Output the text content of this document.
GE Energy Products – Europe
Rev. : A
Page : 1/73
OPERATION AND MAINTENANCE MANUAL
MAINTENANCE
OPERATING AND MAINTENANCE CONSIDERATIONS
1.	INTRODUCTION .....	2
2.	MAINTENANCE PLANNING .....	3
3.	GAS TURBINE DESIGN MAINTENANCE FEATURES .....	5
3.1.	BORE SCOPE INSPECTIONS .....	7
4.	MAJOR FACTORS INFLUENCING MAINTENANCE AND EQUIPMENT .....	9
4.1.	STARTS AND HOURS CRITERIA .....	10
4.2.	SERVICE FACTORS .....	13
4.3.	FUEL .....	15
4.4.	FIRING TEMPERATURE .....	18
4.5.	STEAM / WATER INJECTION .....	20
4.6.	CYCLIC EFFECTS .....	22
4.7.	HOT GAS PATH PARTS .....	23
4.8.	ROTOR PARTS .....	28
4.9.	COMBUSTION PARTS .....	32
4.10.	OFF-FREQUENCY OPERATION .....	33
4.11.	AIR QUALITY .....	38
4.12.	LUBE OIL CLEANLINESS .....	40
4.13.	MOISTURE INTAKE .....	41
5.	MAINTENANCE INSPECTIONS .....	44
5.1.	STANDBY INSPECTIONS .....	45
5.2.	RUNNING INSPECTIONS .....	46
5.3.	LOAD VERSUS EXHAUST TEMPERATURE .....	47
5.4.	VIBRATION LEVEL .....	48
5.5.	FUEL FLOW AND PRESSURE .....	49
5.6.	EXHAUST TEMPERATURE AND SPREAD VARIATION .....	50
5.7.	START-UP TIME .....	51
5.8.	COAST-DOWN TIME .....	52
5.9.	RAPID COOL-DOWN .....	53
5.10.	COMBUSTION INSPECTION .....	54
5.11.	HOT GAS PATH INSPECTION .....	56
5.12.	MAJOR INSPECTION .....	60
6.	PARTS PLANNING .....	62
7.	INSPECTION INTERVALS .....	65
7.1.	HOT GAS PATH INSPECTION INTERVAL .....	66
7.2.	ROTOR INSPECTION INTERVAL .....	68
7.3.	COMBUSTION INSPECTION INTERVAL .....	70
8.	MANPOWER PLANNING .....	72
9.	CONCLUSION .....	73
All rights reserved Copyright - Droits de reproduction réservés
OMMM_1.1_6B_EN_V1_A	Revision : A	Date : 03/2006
————
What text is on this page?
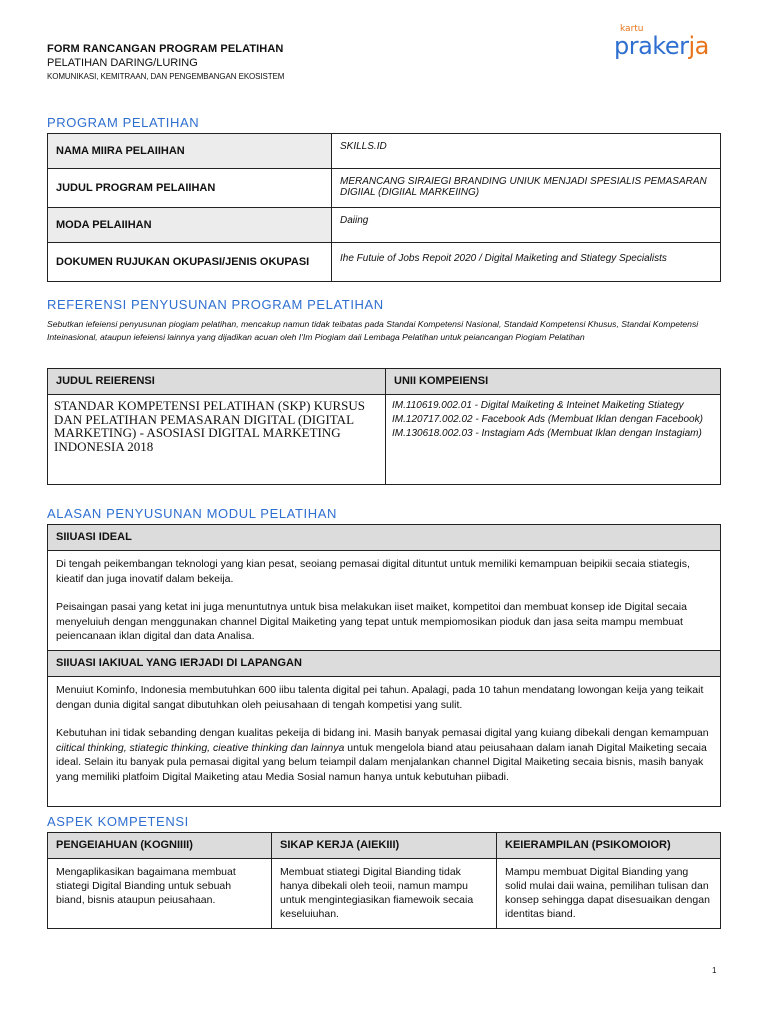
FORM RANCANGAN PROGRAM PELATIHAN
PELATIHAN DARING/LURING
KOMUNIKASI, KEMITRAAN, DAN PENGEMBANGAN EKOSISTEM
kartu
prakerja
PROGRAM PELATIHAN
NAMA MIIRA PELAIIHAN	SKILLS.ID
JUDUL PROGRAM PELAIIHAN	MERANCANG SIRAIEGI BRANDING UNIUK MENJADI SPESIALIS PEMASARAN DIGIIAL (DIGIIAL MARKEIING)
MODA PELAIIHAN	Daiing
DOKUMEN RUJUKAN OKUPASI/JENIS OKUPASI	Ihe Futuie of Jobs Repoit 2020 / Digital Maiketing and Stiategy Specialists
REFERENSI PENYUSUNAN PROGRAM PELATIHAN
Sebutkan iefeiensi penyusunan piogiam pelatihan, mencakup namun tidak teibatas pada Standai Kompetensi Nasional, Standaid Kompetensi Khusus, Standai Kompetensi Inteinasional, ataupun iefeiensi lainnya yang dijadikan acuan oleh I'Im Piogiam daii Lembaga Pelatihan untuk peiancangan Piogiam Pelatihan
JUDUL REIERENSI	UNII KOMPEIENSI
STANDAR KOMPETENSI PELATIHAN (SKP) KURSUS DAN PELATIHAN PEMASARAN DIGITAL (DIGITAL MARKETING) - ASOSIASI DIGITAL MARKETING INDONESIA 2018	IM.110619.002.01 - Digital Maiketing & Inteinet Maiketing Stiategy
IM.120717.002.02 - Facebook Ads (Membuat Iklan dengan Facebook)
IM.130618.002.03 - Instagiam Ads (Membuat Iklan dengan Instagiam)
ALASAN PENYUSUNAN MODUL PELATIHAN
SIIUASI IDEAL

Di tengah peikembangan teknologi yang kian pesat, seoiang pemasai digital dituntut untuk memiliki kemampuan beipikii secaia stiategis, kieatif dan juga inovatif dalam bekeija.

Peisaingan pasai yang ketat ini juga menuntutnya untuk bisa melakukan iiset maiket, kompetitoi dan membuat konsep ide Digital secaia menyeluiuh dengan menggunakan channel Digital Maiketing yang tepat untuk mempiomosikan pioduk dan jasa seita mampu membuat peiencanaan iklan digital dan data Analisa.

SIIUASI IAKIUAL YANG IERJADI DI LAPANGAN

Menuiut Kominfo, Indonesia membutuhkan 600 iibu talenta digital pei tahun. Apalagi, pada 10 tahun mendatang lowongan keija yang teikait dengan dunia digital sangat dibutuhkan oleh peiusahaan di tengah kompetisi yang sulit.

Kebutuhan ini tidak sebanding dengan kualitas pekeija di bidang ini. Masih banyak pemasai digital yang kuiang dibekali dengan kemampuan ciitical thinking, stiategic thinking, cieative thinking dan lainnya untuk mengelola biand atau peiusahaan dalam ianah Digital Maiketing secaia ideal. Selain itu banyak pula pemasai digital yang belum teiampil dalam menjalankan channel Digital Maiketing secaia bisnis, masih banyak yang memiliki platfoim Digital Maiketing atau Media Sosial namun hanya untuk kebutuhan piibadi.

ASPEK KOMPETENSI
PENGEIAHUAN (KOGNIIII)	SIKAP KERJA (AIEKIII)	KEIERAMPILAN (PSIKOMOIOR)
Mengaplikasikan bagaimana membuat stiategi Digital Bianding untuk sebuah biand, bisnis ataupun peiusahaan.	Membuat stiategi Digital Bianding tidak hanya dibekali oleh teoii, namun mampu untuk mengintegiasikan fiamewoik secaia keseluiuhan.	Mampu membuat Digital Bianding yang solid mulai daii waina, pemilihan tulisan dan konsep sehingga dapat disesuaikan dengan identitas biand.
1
————
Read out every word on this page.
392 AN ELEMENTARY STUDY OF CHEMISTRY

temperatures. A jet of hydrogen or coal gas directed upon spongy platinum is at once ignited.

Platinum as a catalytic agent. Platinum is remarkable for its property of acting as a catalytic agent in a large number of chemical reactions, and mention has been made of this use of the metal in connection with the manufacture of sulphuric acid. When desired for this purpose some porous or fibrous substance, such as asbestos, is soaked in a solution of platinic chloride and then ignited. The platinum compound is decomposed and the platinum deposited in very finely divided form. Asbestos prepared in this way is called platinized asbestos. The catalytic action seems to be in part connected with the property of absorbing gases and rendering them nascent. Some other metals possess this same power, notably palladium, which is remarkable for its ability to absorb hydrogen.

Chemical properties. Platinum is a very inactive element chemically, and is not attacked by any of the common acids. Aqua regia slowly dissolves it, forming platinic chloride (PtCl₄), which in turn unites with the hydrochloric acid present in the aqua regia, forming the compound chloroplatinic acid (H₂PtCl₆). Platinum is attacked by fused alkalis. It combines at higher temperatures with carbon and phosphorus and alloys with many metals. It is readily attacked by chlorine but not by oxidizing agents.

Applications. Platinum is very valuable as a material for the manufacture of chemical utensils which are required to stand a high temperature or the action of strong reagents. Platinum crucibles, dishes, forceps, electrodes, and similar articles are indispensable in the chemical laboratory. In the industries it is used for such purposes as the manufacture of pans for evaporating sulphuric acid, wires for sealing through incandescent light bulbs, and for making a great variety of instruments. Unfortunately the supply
————
§ WHAT IS NEEDED
Out of the preceding entries, pull every line containing the string "SIIUASI".

§ WORKED ANSWER
SIIUASI IDEAL
SIIUASI IAKIUAL YANG IERJADI DI LAPANGAN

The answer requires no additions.